* **DO THIS**
Continue the Gaborone travel notes below, picking up right after their last sentence.

* **TEXT SEGMENT**
* Start *
Gaborone (September 13- 15, 2016)
If you are looking for white people in Botswana, Gaborone (Gabs) will probably be your best bet. Gabs is the capital and is probably one of the few places that has multiple activities to offer, besides a lonely grocery store and few shops. Decked out with multiple malls, there isn’t much more to do here.
Lonely Planet featured Botswana the vacation destination of 2016. Because the country is slowly running out of diamonds, the government is relying more on tourism to bring in money, hence they bumped up accommodation prices. We stayed in Gabs for 1 night and paid $21.50 for an outside of town location with no frills, pretty much only bed and shower. Expect this rate throughout the country. The hostel was very clean though.
Even though we only spent one night here, we did come into Gabs multiple times. Mostly for transportation transfers, but we’d always grocery shop because the options in the other towns are limited. If you have dietary needs or want a distinct item, I’d recommend you get this in Gabs before moving on. We stocked up before going to Kanye.
* End *
[Boxed element entries]
* Start *
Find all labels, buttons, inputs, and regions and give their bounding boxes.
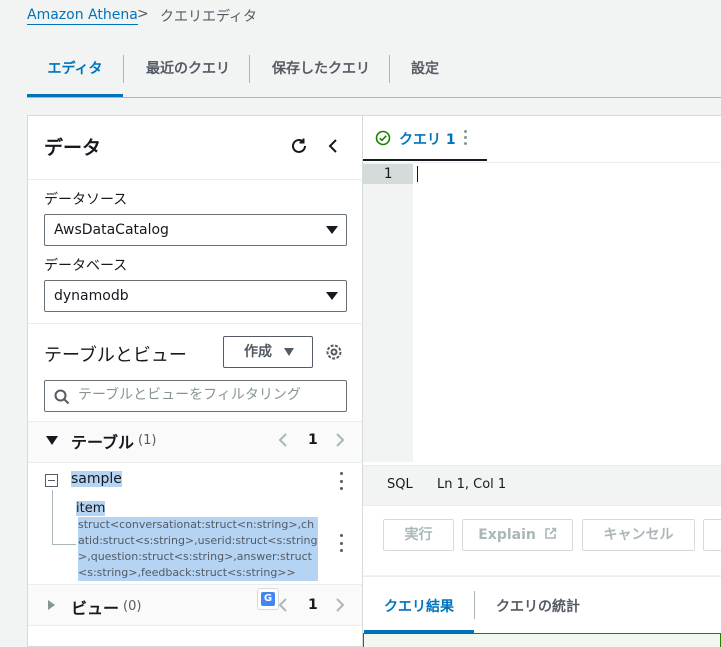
query-tab-menu-icon[interactable] bbox=[461, 130, 469, 145]
divider bbox=[28, 323, 362, 324]
collapse-tree-icon[interactable] bbox=[45, 474, 58, 487]
tab-editor[interactable]: エディタ bbox=[27, 45, 123, 97]
views-count: (0) bbox=[123, 599, 142, 614]
tables-label: テーブル bbox=[71, 433, 135, 452]
caret-down-icon bbox=[284, 348, 294, 356]
breadcrumb-current: クエリエディタ bbox=[160, 9, 258, 25]
line-number: 1 bbox=[363, 164, 413, 184]
tab-query-stats[interactable]: クエリの統計 bbox=[496, 596, 580, 616]
main-tabs: エディタ 最近のクエリ 保存したクエリ 設定 bbox=[27, 45, 721, 98]
cancel-button[interactable]: キャンセル bbox=[582, 519, 695, 551]
create-button-label: 作成 bbox=[244, 344, 272, 360]
database-value: dynamodb bbox=[54, 288, 129, 304]
tab-saved-queries[interactable]: 保存したクエリ bbox=[253, 45, 389, 97]
column-actions-menu-icon[interactable] bbox=[337, 534, 345, 552]
tables-views-title: テーブルとビュー bbox=[44, 345, 187, 366]
query-tab-label: クエリ 1 bbox=[399, 132, 456, 148]
tab-query-results-label: クエリ結果 bbox=[384, 599, 454, 615]
database-select[interactable]: dynamodb bbox=[44, 280, 347, 312]
breadcrumb-separator: > bbox=[137, 6, 149, 22]
tree-line bbox=[52, 544, 76, 545]
caret-down-icon[interactable] bbox=[46, 436, 58, 445]
text-cursor bbox=[417, 166, 418, 182]
filter-field[interactable] bbox=[78, 387, 338, 403]
create-button[interactable]: 作成 bbox=[223, 336, 313, 368]
table-name-sample[interactable]: sample bbox=[71, 471, 122, 487]
check-circle-icon bbox=[375, 130, 391, 146]
explain-button[interactable]: Explain bbox=[462, 519, 573, 551]
run-button[interactable]: 実行 bbox=[383, 519, 454, 551]
divider bbox=[28, 179, 362, 180]
line-gutter bbox=[363, 162, 413, 462]
search-icon bbox=[54, 389, 70, 405]
tab-settings[interactable]: 設定 bbox=[393, 45, 457, 97]
chevron-left-icon[interactable] bbox=[278, 597, 288, 617]
sql-editor-input[interactable] bbox=[413, 163, 721, 461]
tab-divider bbox=[389, 55, 390, 83]
datasource-label: データソース bbox=[44, 192, 128, 208]
status-cursor-position: Ln 1, Col 1 bbox=[437, 477, 507, 492]
tab-divider bbox=[123, 55, 124, 83]
settings-gear-icon[interactable] bbox=[323, 341, 345, 363]
chevron-right-icon[interactable] bbox=[335, 432, 345, 452]
datasource-select[interactable]: AwsDataCatalog bbox=[44, 214, 347, 246]
tree-line bbox=[52, 490, 53, 544]
tab-divider bbox=[249, 55, 250, 83]
divider bbox=[28, 625, 362, 626]
tables-page-number[interactable]: 1 bbox=[308, 432, 318, 448]
views-page-number[interactable]: 1 bbox=[308, 597, 318, 613]
views-label: ビュー bbox=[71, 599, 120, 618]
database-label: データベース bbox=[44, 258, 128, 274]
tab-divider bbox=[474, 591, 475, 619]
caret-down-icon bbox=[326, 226, 338, 234]
chevron-left-icon[interactable] bbox=[278, 432, 288, 452]
data-panel-title: データ bbox=[44, 137, 102, 159]
result-status-banner bbox=[363, 633, 721, 647]
column-type: struct<conversationat:struct<n:string>,c… bbox=[78, 517, 318, 581]
chevron-right-icon[interactable] bbox=[335, 597, 345, 617]
data-panel: データ データソース AwsDataCatalog データベース dynamod… bbox=[27, 115, 363, 647]
divider bbox=[28, 462, 362, 463]
explain-label: Explain bbox=[478, 527, 536, 543]
status-language: SQL bbox=[387, 477, 413, 492]
tab-recent-queries[interactable]: 最近のクエリ bbox=[127, 45, 249, 97]
more-button[interactable] bbox=[703, 519, 721, 551]
collapse-panel-icon[interactable] bbox=[322, 135, 344, 157]
caret-right-icon[interactable] bbox=[48, 600, 55, 610]
refresh-icon[interactable] bbox=[288, 135, 310, 157]
query-actions: 実行 Explain キャンセル bbox=[363, 505, 721, 575]
filter-tables-input[interactable] bbox=[44, 380, 347, 412]
results-panel: クエリ結果 クエリの統計 bbox=[363, 576, 721, 647]
tables-count: (1) bbox=[138, 433, 157, 448]
query-editor: クエリ 1 1 bbox=[363, 115, 721, 465]
caret-down-icon bbox=[326, 292, 338, 300]
translate-icon[interactable]: G bbox=[257, 588, 279, 610]
external-link-icon bbox=[544, 527, 557, 539]
editor-status-bar: SQL Ln 1, Col 1 bbox=[363, 465, 721, 505]
datasource-value: AwsDataCatalog bbox=[54, 222, 169, 238]
column-name-item[interactable]: item bbox=[76, 501, 106, 516]
breadcrumb-athena-link[interactable]: Amazon Athena bbox=[27, 6, 138, 25]
table-actions-menu-icon[interactable] bbox=[337, 472, 345, 490]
* End *
* **EXERCISE OUTPUT**
Kanye (September 15- 27 and October 1- 14, 2016)
This is a town 2 hours removed from Gabs. Transportation was super cheap. For a 2 hour combi (small bus) ride, we paid $1.80. In Kanye, we stayed with our friend who was volunteering for Peace Corps. We even got to visit a school since our friend was teaching there. She’d already resided here for 1 year and had plenty of experiences and cultural insights to share. And there was plenty of cultural shock for me. I’ve never experienced something this extreme. Where I felt uncomfortable leaving the home! I’ve gotten a kiss blown to me from a bus driver. An old stranger stated I’ll be his wife as he passed by. Constant staring and hollering from majority of males. Any young, white female should mentally prepare for this if you stay in a Botswana town. The only way to avoid this is being with elders. They respect older people and won’t catcall if they think you are with your parents. I’d even tried holding hands with my male travel partner to get them to stop. Only slightly effective tactic. Probably because they believe in ‘side dishes’ or ‘little houses’, meaning that you have a mistress, even if you have a girlfriend or a wife.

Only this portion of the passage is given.